Pick out each line with the word "trưởng" from the material that follows.

Items listed in a dataset
* Begin *

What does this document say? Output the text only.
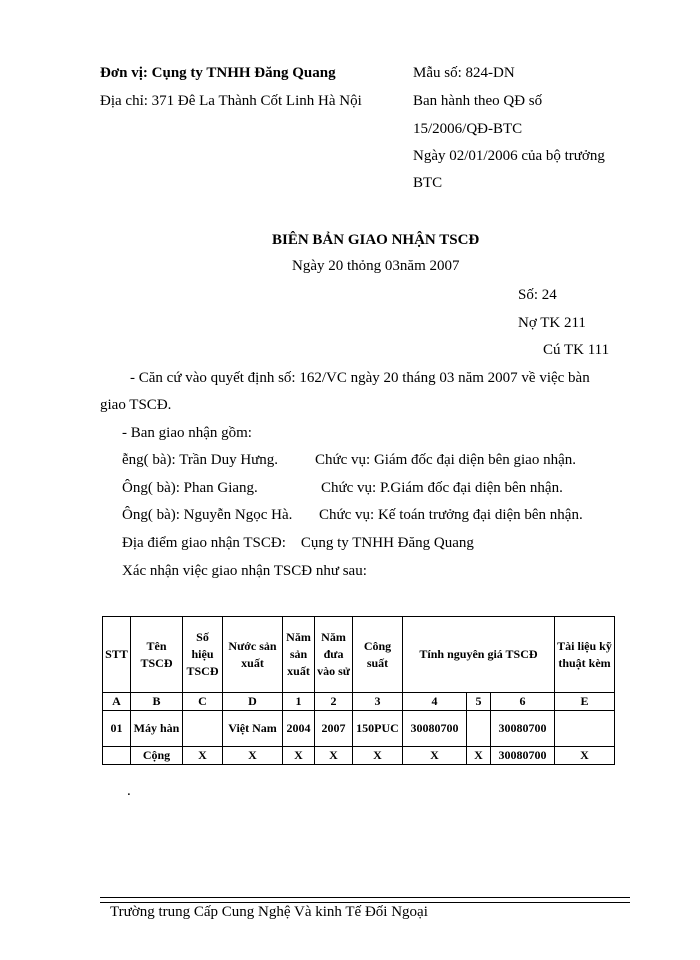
Đơn vị: Cụng ty TNHH Đăng Quang
Địa chỉ: 371 Đê La Thành Cốt Linh Hà Nội
Mẫu số: 824-DN
Ban hành theo QĐ số
15/2006/QĐ-BTC
Ngày 02/01/2006 của bộ trưởng
BTC
BIÊN BẢN GIAO NHẬN TSCĐ
Ngày 20 thỏng 03năm 2007
Số: 24
Nợ TK 211
Cú TK 111
- Căn cứ vào quyết định số: 162/VC ngày 20 tháng 03 năm 2007 về việc bàn
giao TSCĐ.
- Ban giao nhận gồm:
ễng( bà): Trần Duy Hưng. Chức vụ: Giám đốc đại diện bên giao nhận.
Ông( bà): Phan Giang.	Chức vụ: P.Giám đốc đại diện bên nhận.
Ông( bà): Nguyễn Ngọc Hà. Chức vụ: Kế toán trưởng đại diện bên nhận.
Địa điểm giao nhận TSCĐ:    Cụng ty TNHH Đăng Quang
Xác nhận việc giao nhận TSCĐ như sau:
STT	Tên TSCĐ	Số hiệu TSCĐ	Nước sản xuất	Năm sản xuất	Năm đưa vào sử	Công suất	Tính nguyên giá TSCĐ			Tài liệu kỹ thuật kèm
A	B	C	D	1	2	3	4	5	6	E
01	Máy hàn		Việt Nam	2004	2007	150PUC	30080700		30080700	
	Cộng	X	X	X	X	X	X	X	30080700	X
.
Trường trung Cấp Cung Nghệ Và kinh Tế Đối Ngoại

* End *

-- COMPLETED TASK --
Ngày 02/01/2006 của bộ trưởng
Ông( bà): Nguyễn Ngọc Hà. Chức vụ: Kế toán trưởng đại diện bên nhận.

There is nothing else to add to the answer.